--- Stored records ---

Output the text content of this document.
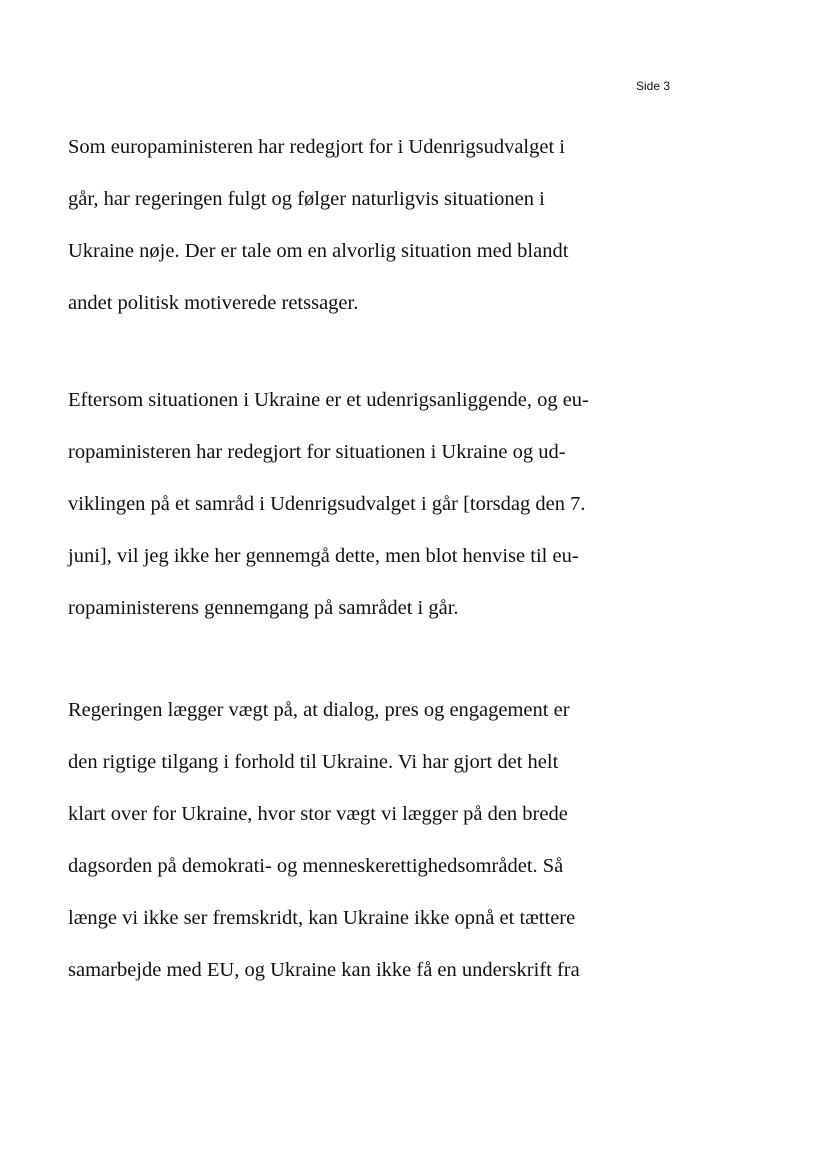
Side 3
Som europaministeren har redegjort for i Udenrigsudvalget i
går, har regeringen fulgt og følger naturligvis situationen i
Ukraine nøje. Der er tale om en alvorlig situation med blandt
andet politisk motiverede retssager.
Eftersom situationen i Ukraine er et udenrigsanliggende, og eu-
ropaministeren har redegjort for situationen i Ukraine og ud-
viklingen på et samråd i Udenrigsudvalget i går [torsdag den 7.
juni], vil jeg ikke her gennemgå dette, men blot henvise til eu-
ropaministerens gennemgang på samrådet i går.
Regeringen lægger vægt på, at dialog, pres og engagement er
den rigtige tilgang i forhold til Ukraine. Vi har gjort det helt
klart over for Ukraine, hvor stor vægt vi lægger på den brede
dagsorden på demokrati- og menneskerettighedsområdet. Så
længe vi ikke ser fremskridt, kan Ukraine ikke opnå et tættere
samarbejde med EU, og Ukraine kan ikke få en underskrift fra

---

-- Written instruction --
Extract all the entries word for word; omit any pictures.

-- Solution --
Output the text content of this document.
Side 3
Som europaministeren har redegjort for i Udenrigsudvalget i
går, har regeringen fulgt og følger naturligvis situationen i
Ukraine nøje. Der er tale om en alvorlig situation med blandt
andet politisk motiverede retssager.
Eftersom situationen i Ukraine er et udenrigsanliggende, og eu-
ropaministeren har redegjort for situationen i Ukraine og ud-
viklingen på et samråd i Udenrigsudvalget i går [torsdag den 7.
juni], vil jeg ikke her gennemgå dette, men blot henvise til eu-
ropaministerens gennemgang på samrådet i går.
Regeringen lægger vægt på, at dialog, pres og engagement er
den rigtige tilgang i forhold til Ukraine. Vi har gjort det helt
klart over for Ukraine, hvor stor vægt vi lægger på den brede
dagsorden på demokrati- og menneskerettighedsområdet. Så
længe vi ikke ser fremskridt, kan Ukraine ikke opnå et tættere
samarbejde med EU, og Ukraine kan ikke få en underskrift fra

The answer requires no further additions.